Tally the lines in the records underneath that contain the string "http", and state the figure by itself.

→ Data in this exercise
=-=-=

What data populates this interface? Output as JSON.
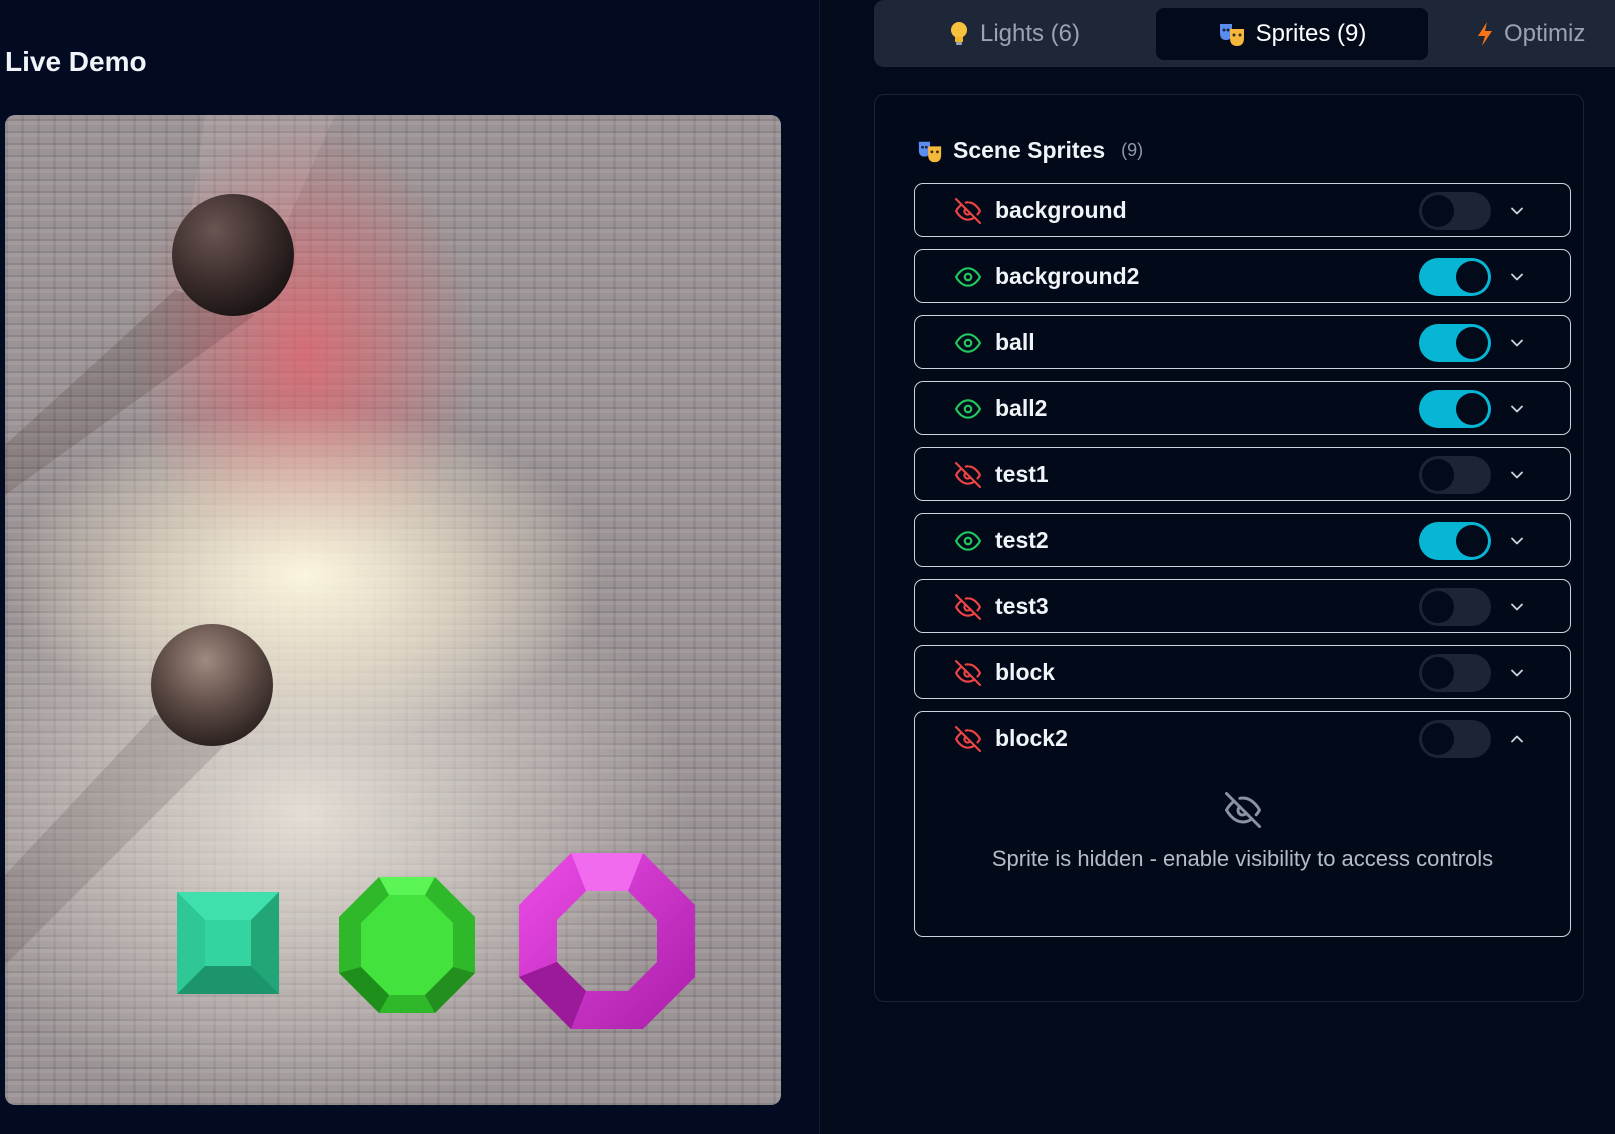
{
  "left_panel": {
    "title": "Live Demo"
  },
  "tabs": [
    {
      "label": "Lights (6)",
      "icon": "lightbulb-icon",
      "active": false
    },
    {
      "label": "Sprites (9)",
      "icon": "theater-masks-icon",
      "active": true
    },
    {
      "label": "Optimiz",
      "icon": "lightning-icon",
      "active": false
    }
  ],
  "sprites_panel": {
    "title": "Scene Sprites",
    "count": "(9)",
    "hidden_message": "Sprite is hidden - enable visibility to access controls",
    "items": [
      {
        "name": "background",
        "visible": false,
        "expanded": false
      },
      {
        "name": "background2",
        "visible": true,
        "expanded": false
      },
      {
        "name": "ball",
        "visible": true,
        "expanded": false
      },
      {
        "name": "ball2",
        "visible": true,
        "expanded": false
      },
      {
        "name": "test1",
        "visible": false,
        "expanded": false
      },
      {
        "name": "test2",
        "visible": true,
        "expanded": false
      },
      {
        "name": "test3",
        "visible": false,
        "expanded": false
      },
      {
        "name": "block",
        "visible": false,
        "expanded": false
      },
      {
        "name": "block2",
        "visible": false,
        "expanded": true
      }
    ]
  },
  "colors": {
    "toggle_on": "#06b6d4",
    "visible_icon": "#22c55e",
    "hidden_icon": "#ef4444",
    "gem_square": "#2fc99a",
    "gem_octagon": "#3fdc3a",
    "ring": "#d22fcf"
  }
}
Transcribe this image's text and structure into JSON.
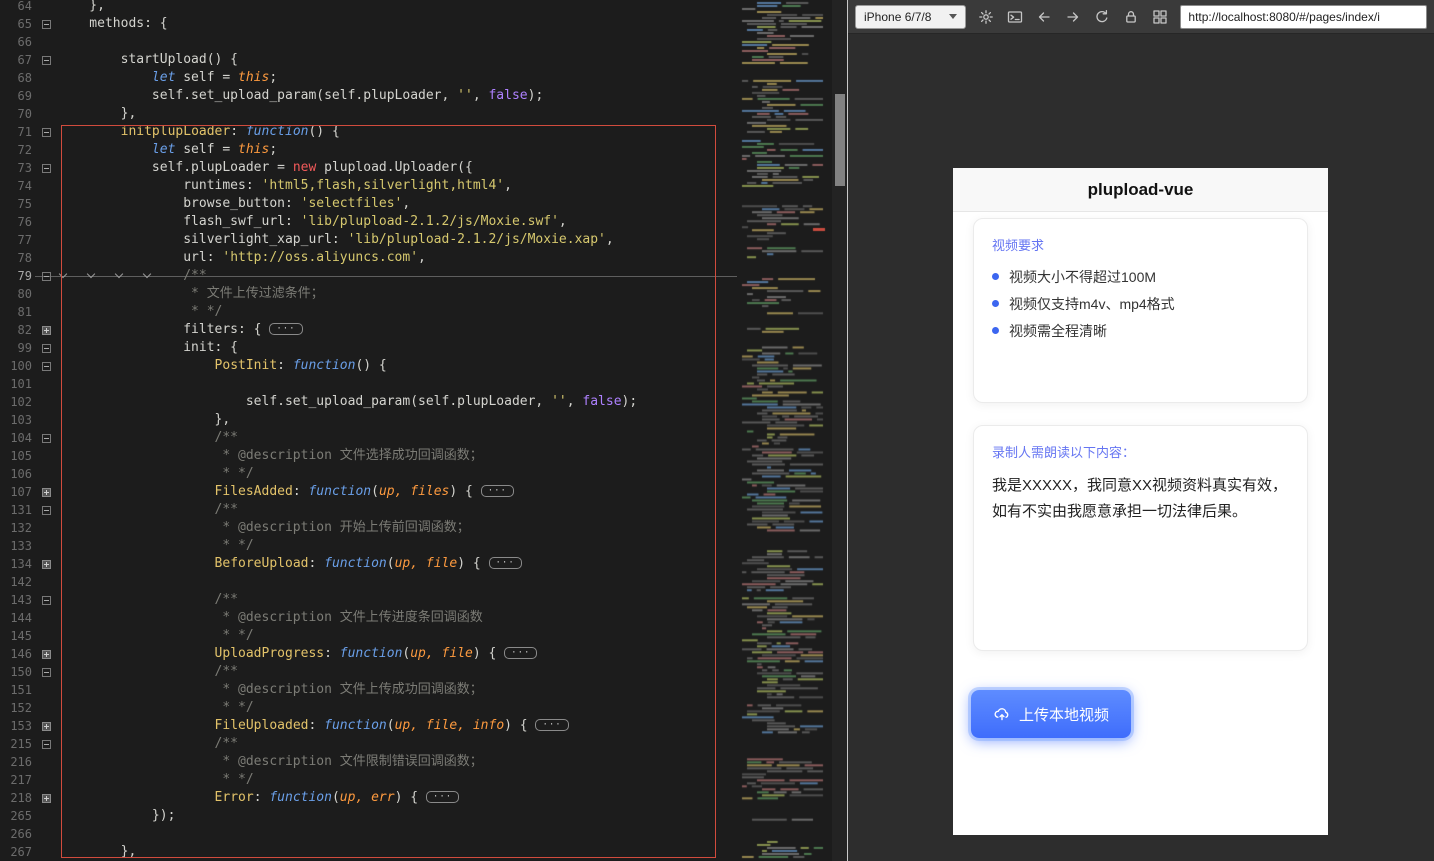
{
  "editor": {
    "current_line": 79,
    "fold_pill_label": "···",
    "lines": [
      {
        "n": 64,
        "f": "",
        "t": [
          [
            "p",
            "    },"
          ]
        ]
      },
      {
        "n": 65,
        "f": "o",
        "t": [
          [
            "p",
            "    methods: {"
          ]
        ]
      },
      {
        "n": 66,
        "f": "",
        "t": []
      },
      {
        "n": 67,
        "f": "o",
        "t": [
          [
            "p",
            "        startUpload() {"
          ]
        ]
      },
      {
        "n": 68,
        "f": "",
        "t": [
          [
            "p",
            "            "
          ],
          [
            "kw",
            "let"
          ],
          [
            "p",
            " self = "
          ],
          [
            "ths",
            "this"
          ],
          [
            "p",
            ";"
          ]
        ]
      },
      {
        "n": 69,
        "f": "",
        "t": [
          [
            "p",
            "            self.set_upload_param(self.plupLoader, "
          ],
          [
            "str",
            "''"
          ],
          [
            "p",
            ", "
          ],
          [
            "cst",
            "false"
          ],
          [
            "p",
            ");"
          ]
        ]
      },
      {
        "n": 70,
        "f": "",
        "t": [
          [
            "p",
            "        },"
          ]
        ]
      },
      {
        "n": 71,
        "f": "o",
        "t": [
          [
            "p",
            "        "
          ],
          [
            "fn",
            "initplupLoader"
          ],
          [
            "p",
            ": "
          ],
          [
            "kw",
            "function"
          ],
          [
            "p",
            "() {"
          ]
        ]
      },
      {
        "n": 72,
        "f": "",
        "t": [
          [
            "p",
            "            "
          ],
          [
            "kw",
            "let"
          ],
          [
            "p",
            " self = "
          ],
          [
            "ths",
            "this"
          ],
          [
            "p",
            ";"
          ]
        ]
      },
      {
        "n": 73,
        "f": "o",
        "t": [
          [
            "p",
            "            self.plupLoader = "
          ],
          [
            "new",
            "new"
          ],
          [
            "p",
            " plupload.Uploader({"
          ]
        ]
      },
      {
        "n": 74,
        "f": "",
        "t": [
          [
            "p",
            "                runtimes: "
          ],
          [
            "str",
            "'html5,flash,silverlight,html4'"
          ],
          [
            "p",
            ","
          ]
        ]
      },
      {
        "n": 75,
        "f": "",
        "t": [
          [
            "p",
            "                browse_button: "
          ],
          [
            "str",
            "'selectfiles'"
          ],
          [
            "p",
            ","
          ]
        ]
      },
      {
        "n": 76,
        "f": "",
        "t": [
          [
            "p",
            "                flash_swf_url: "
          ],
          [
            "str",
            "'lib/plupload-2.1.2/js/Moxie.swf'"
          ],
          [
            "p",
            ","
          ]
        ]
      },
      {
        "n": 77,
        "f": "",
        "t": [
          [
            "p",
            "                silverlight_xap_url: "
          ],
          [
            "str",
            "'lib/plupload-2.1.2/js/Moxie.xap'"
          ],
          [
            "p",
            ","
          ]
        ]
      },
      {
        "n": 78,
        "f": "",
        "t": [
          [
            "p",
            "                url: "
          ],
          [
            "str",
            "'http://oss.aliyuncs.com'"
          ],
          [
            "p",
            ","
          ]
        ]
      },
      {
        "n": 79,
        "f": "o",
        "t": [
          [
            "cmt",
            "                /**"
          ]
        ]
      },
      {
        "n": 80,
        "f": "",
        "t": [
          [
            "cmt",
            "                 * 文件上传过滤条件；"
          ]
        ]
      },
      {
        "n": 81,
        "f": "",
        "t": [
          [
            "cmt",
            "                 * */"
          ]
        ]
      },
      {
        "n": 82,
        "f": "c",
        "pill": true,
        "t": [
          [
            "p",
            "                filters: { "
          ]
        ]
      },
      {
        "n": 99,
        "f": "o",
        "t": [
          [
            "p",
            "                init: {"
          ]
        ]
      },
      {
        "n": 100,
        "f": "o",
        "t": [
          [
            "p",
            "                    "
          ],
          [
            "fn",
            "PostInit"
          ],
          [
            "p",
            ": "
          ],
          [
            "kw",
            "function"
          ],
          [
            "p",
            "() {"
          ]
        ]
      },
      {
        "n": 101,
        "f": "",
        "t": []
      },
      {
        "n": 102,
        "f": "",
        "t": [
          [
            "p",
            "                        self.set_upload_param(self.plupLoader, "
          ],
          [
            "str",
            "''"
          ],
          [
            "p",
            ", "
          ],
          [
            "cst",
            "false"
          ],
          [
            "p",
            ");"
          ]
        ]
      },
      {
        "n": 103,
        "f": "",
        "t": [
          [
            "p",
            "                    },"
          ]
        ]
      },
      {
        "n": 104,
        "f": "o",
        "t": [
          [
            "cmt",
            "                    /**"
          ]
        ]
      },
      {
        "n": 105,
        "f": "",
        "t": [
          [
            "cmt",
            "                     * @description 文件选择成功回调函数；"
          ]
        ]
      },
      {
        "n": 106,
        "f": "",
        "t": [
          [
            "cmt",
            "                     * */"
          ]
        ]
      },
      {
        "n": 107,
        "f": "c",
        "pill": true,
        "t": [
          [
            "p",
            "                    "
          ],
          [
            "fn",
            "FilesAdded"
          ],
          [
            "p",
            ": "
          ],
          [
            "kw",
            "function"
          ],
          [
            "p",
            "("
          ],
          [
            "arg",
            "up, files"
          ],
          [
            "p",
            ") { "
          ]
        ]
      },
      {
        "n": 131,
        "f": "o",
        "t": [
          [
            "cmt",
            "                    /**"
          ]
        ]
      },
      {
        "n": 132,
        "f": "",
        "t": [
          [
            "cmt",
            "                     * @description 开始上传前回调函数；"
          ]
        ]
      },
      {
        "n": 133,
        "f": "",
        "t": [
          [
            "cmt",
            "                     * */"
          ]
        ]
      },
      {
        "n": 134,
        "f": "c",
        "pill": true,
        "t": [
          [
            "p",
            "                    "
          ],
          [
            "fn",
            "BeforeUpload"
          ],
          [
            "p",
            ": "
          ],
          [
            "kw",
            "function"
          ],
          [
            "p",
            "("
          ],
          [
            "arg",
            "up, file"
          ],
          [
            "p",
            ") { "
          ]
        ]
      },
      {
        "n": 142,
        "f": "",
        "t": []
      },
      {
        "n": 143,
        "f": "o",
        "t": [
          [
            "cmt",
            "                    /**"
          ]
        ]
      },
      {
        "n": 144,
        "f": "",
        "t": [
          [
            "cmt",
            "                     * @description 文件上传进度条回调函数"
          ]
        ]
      },
      {
        "n": 145,
        "f": "",
        "t": [
          [
            "cmt",
            "                     * */"
          ]
        ]
      },
      {
        "n": 146,
        "f": "c",
        "pill": true,
        "t": [
          [
            "p",
            "                    "
          ],
          [
            "fn",
            "UploadProgress"
          ],
          [
            "p",
            ": "
          ],
          [
            "kw",
            "function"
          ],
          [
            "p",
            "("
          ],
          [
            "arg",
            "up, file"
          ],
          [
            "p",
            ") { "
          ]
        ]
      },
      {
        "n": 150,
        "f": "o",
        "t": [
          [
            "cmt",
            "                    /**"
          ]
        ]
      },
      {
        "n": 151,
        "f": "",
        "t": [
          [
            "cmt",
            "                     * @description 文件上传成功回调函数；"
          ]
        ]
      },
      {
        "n": 152,
        "f": "",
        "t": [
          [
            "cmt",
            "                     * */"
          ]
        ]
      },
      {
        "n": 153,
        "f": "c",
        "pill": true,
        "t": [
          [
            "p",
            "                    "
          ],
          [
            "fn",
            "FileUploaded"
          ],
          [
            "p",
            ": "
          ],
          [
            "kw",
            "function"
          ],
          [
            "p",
            "("
          ],
          [
            "arg",
            "up, file, info"
          ],
          [
            "p",
            ") { "
          ]
        ]
      },
      {
        "n": 215,
        "f": "o",
        "t": [
          [
            "cmt",
            "                    /**"
          ]
        ]
      },
      {
        "n": 216,
        "f": "",
        "t": [
          [
            "cmt",
            "                     * @description 文件限制错误回调函数；"
          ]
        ]
      },
      {
        "n": 217,
        "f": "",
        "t": [
          [
            "cmt",
            "                     * */"
          ]
        ]
      },
      {
        "n": 218,
        "f": "c",
        "pill": true,
        "t": [
          [
            "p",
            "                    "
          ],
          [
            "fn",
            "Error"
          ],
          [
            "p",
            ": "
          ],
          [
            "kw",
            "function"
          ],
          [
            "p",
            "("
          ],
          [
            "arg",
            "up, err"
          ],
          [
            "p",
            ") { "
          ]
        ]
      },
      {
        "n": 265,
        "f": "",
        "t": [
          [
            "p",
            "            });"
          ]
        ]
      },
      {
        "n": 266,
        "f": "",
        "t": []
      },
      {
        "n": 267,
        "f": "",
        "t": [
          [
            "p",
            "        },"
          ]
        ]
      }
    ]
  },
  "browser": {
    "device_label": "iPhone 6/7/8",
    "url": "http://localhost:8080/#/pages/index/i",
    "page": {
      "title": "plupload-vue",
      "requirements": {
        "heading": "视频要求",
        "items": [
          "视频大小不得超过100M",
          "视频仅支持m4v、mp4格式",
          "视频需全程清晰"
        ]
      },
      "statement": {
        "heading": "录制人需朗读以下内容：",
        "body": "我是XXXXX，我同意XX视频资料真实有效，如有不实由我愿意承担一切法律后果。"
      },
      "upload_button_label": "上传本地视频"
    },
    "colors": {
      "accent": "#4070fb",
      "heading_blue": "#6575f2"
    }
  }
}
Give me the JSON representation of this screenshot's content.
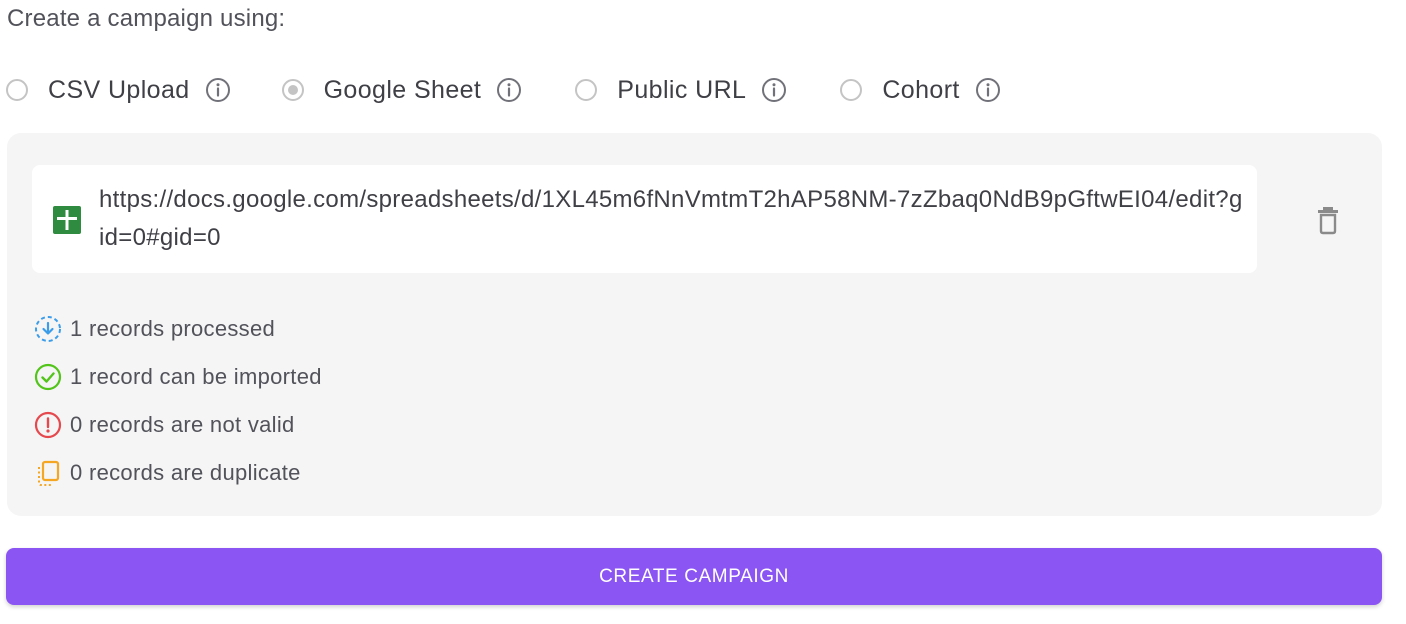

=-=-=

→ Reply to the exercise
2